— Stated goal —
Set down, without alteration, the lines from the one that contains "Read this page and output its text content." through the final line of the material below.
◇ ◇ ◇
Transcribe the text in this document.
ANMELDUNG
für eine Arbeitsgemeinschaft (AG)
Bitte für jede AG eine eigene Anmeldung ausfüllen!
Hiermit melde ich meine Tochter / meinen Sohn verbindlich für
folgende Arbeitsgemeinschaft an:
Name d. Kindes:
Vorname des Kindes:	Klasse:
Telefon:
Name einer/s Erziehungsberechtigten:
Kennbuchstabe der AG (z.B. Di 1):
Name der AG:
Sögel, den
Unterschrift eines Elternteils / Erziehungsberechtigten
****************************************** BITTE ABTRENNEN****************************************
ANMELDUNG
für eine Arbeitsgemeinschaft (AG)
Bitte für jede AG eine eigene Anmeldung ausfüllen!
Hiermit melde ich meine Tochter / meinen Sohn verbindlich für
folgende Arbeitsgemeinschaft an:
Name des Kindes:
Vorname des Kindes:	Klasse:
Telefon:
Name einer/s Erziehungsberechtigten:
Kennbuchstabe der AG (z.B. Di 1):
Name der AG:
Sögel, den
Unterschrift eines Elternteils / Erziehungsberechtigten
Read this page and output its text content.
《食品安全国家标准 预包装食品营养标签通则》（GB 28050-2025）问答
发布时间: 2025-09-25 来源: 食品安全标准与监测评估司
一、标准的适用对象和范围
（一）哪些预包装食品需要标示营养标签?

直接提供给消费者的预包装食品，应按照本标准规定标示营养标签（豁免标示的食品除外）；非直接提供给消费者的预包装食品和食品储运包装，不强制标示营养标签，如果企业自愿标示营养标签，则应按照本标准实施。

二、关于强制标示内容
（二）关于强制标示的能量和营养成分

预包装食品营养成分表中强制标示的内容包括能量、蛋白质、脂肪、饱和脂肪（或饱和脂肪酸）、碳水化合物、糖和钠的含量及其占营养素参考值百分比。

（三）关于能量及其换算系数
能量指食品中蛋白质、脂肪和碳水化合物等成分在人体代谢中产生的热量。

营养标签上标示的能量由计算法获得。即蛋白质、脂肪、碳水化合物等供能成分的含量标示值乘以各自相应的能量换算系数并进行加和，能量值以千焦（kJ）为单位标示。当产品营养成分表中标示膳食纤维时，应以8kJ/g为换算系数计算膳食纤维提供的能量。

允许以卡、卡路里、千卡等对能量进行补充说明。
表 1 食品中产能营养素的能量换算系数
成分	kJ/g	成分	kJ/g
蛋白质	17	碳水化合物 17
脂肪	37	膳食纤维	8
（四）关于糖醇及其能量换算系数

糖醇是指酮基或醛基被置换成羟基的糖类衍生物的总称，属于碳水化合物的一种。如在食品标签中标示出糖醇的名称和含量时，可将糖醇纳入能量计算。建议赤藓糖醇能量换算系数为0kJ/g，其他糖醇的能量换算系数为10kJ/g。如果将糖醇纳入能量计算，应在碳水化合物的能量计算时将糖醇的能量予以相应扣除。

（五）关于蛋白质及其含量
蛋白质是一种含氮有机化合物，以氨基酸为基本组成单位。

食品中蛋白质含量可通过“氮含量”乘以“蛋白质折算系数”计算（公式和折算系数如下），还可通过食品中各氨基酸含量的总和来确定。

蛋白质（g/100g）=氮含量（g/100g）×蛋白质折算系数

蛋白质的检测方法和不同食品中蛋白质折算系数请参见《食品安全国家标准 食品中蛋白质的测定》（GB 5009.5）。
◇ ◇ ◇
— Final result —
Read this page and output its text content.
《食品安全国家标准 预包装食品营养标签通则》（GB 28050-2025）问答
发布时间: 2025-09-25 来源: 食品安全标准与监测评估司
一、标准的适用对象和范围
（一）哪些预包装食品需要标示营养标签?

直接提供给消费者的预包装食品，应按照本标准规定标示营养标签（豁免标示的食品除外）；非直接提供给消费者的预包装食品和食品储运包装，不强制标示营养标签，如果企业自愿标示营养标签，则应按照本标准实施。

二、关于强制标示内容
（二）关于强制标示的能量和营养成分

预包装食品营养成分表中强制标示的内容包括能量、蛋白质、脂肪、饱和脂肪（或饱和脂肪酸）、碳水化合物、糖和钠的含量及其占营养素参考值百分比。

（三）关于能量及其换算系数
能量指食品中蛋白质、脂肪和碳水化合物等成分在人体代谢中产生的热量。

营养标签上标示的能量由计算法获得。即蛋白质、脂肪、碳水化合物等供能成分的含量标示值乘以各自相应的能量换算系数并进行加和，能量值以千焦（kJ）为单位标示。当产品营养成分表中标示膳食纤维时，应以8kJ/g为换算系数计算膳食纤维提供的能量。

允许以卡、卡路里、千卡等对能量进行补充说明。
表 1 食品中产能营养素的能量换算系数
成分	kJ/g	成分	kJ/g
蛋白质	17	碳水化合物 17
脂肪	37	膳食纤维	8
（四）关于糖醇及其能量换算系数

糖醇是指酮基或醛基被置换成羟基的糖类衍生物的总称，属于碳水化合物的一种。如在食品标签中标示出糖醇的名称和含量时，可将糖醇纳入能量计算。建议赤藓糖醇能量换算系数为0kJ/g，其他糖醇的能量换算系数为10kJ/g。如果将糖醇纳入能量计算，应在碳水化合物的能量计算时将糖醇的能量予以相应扣除。

（五）关于蛋白质及其含量
蛋白质是一种含氮有机化合物，以氨基酸为基本组成单位。

食品中蛋白质含量可通过“氮含量”乘以“蛋白质折算系数”计算（公式和折算系数如下），还可通过食品中各氨基酸含量的总和来确定。

蛋白质（g/100g）=氮含量（g/100g）×蛋白质折算系数

蛋白质的检测方法和不同食品中蛋白质折算系数请参见《食品安全国家标准 食品中蛋白质的测定》（GB 5009.5）。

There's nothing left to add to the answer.